* _Your instructions_: Among the records below, find each line that includes the string "Hong" and copy it.

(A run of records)
* * * * *
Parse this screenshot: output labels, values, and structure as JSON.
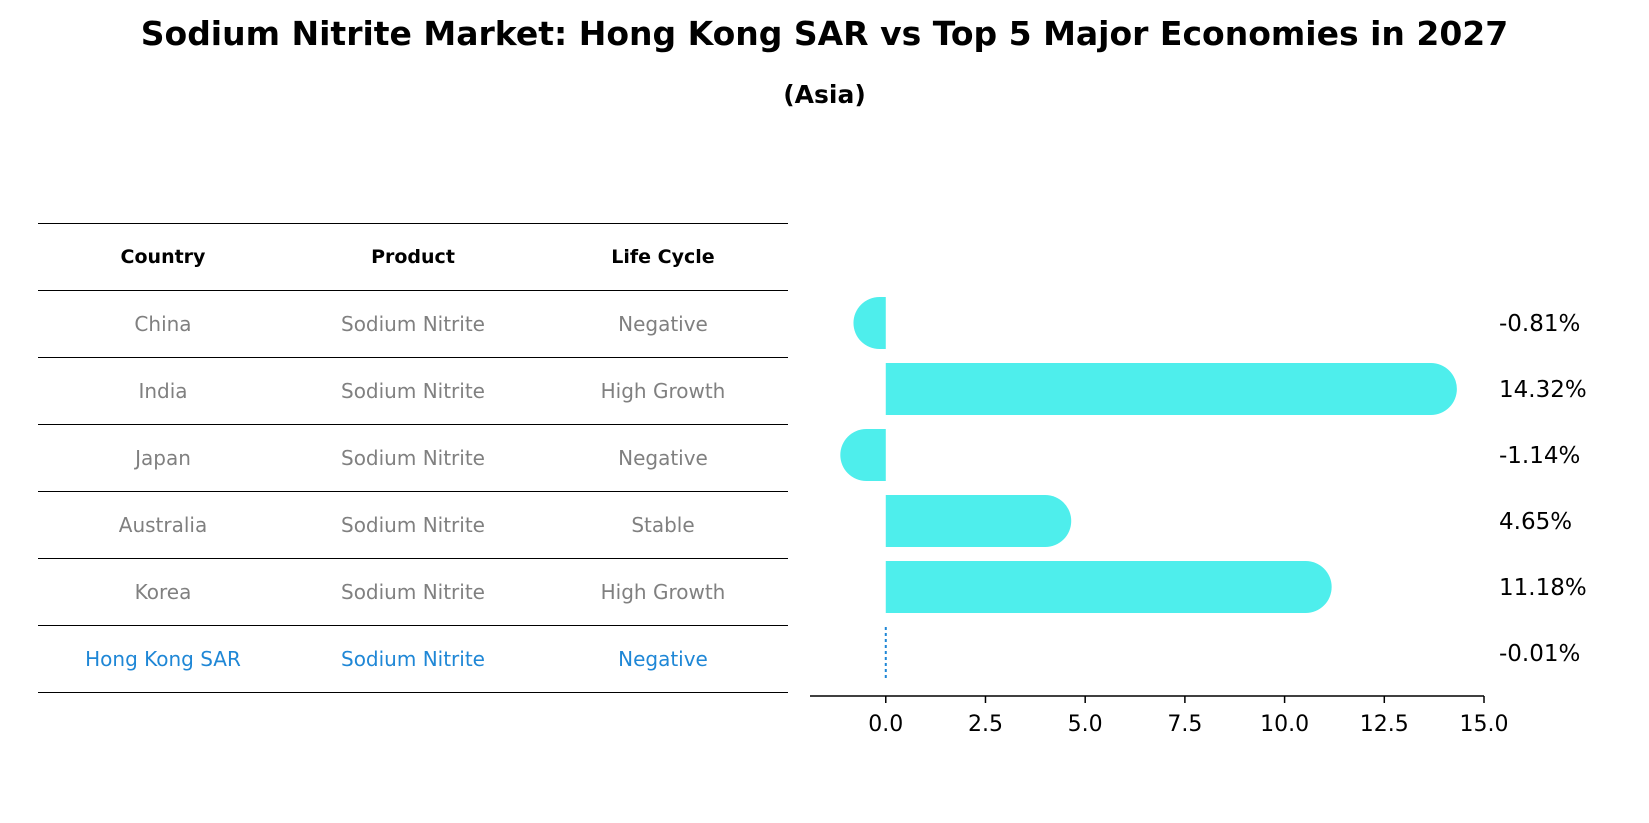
{
  "title": "Sodium Nitrite Market: Hong Kong SAR vs Top 5 Major Economies in 2027",
  "subtitle": "(Asia)",
  "table": {
    "headers": [
      "Country",
      "Product",
      "Life Cycle"
    ],
    "rows": [
      {
        "country": "China",
        "product": "Sodium Nitrite",
        "life_cycle": "Negative"
      },
      {
        "country": "India",
        "product": "Sodium Nitrite",
        "life_cycle": "High Growth"
      },
      {
        "country": "Japan",
        "product": "Sodium Nitrite",
        "life_cycle": "Negative"
      },
      {
        "country": "Australia",
        "product": "Sodium Nitrite",
        "life_cycle": "Stable"
      },
      {
        "country": "Korea",
        "product": "Sodium Nitrite",
        "life_cycle": "High Growth"
      },
      {
        "country": "Hong Kong SAR",
        "product": "Sodium Nitrite",
        "life_cycle": "Negative"
      }
    ]
  },
  "colors": {
    "bar": "#4eeeec",
    "highlight": "#1f87d6",
    "muted_text": "#808080"
  },
  "chart_data": {
    "type": "bar",
    "orientation": "horizontal",
    "categories": [
      "China",
      "India",
      "Japan",
      "Australia",
      "Korea",
      "Hong Kong SAR"
    ],
    "values": [
      -0.81,
      14.32,
      -1.14,
      4.65,
      11.18,
      -0.01
    ],
    "value_labels": [
      "-0.81%",
      "14.32%",
      "-1.14%",
      "4.65%",
      "11.18%",
      "-0.01%"
    ],
    "xlim": [
      -1.9,
      15.0
    ],
    "xticks": [
      0.0,
      2.5,
      5.0,
      7.5,
      10.0,
      12.5,
      15.0
    ],
    "xtick_labels": [
      "0.0",
      "2.5",
      "5.0",
      "7.5",
      "10.0",
      "12.5",
      "15.0"
    ],
    "highlight_category": "Hong Kong SAR",
    "title": "",
    "xlabel": "",
    "ylabel": ""
  }
}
* * * * *
* _Reply_:
  "title": "Sodium Nitrite Market: Hong Kong SAR vs Top 5 Major Economies in 2027",
        "country": "Hong Kong SAR",
      "Hong Kong SAR"
    "highlight_category": "Hong Kong SAR",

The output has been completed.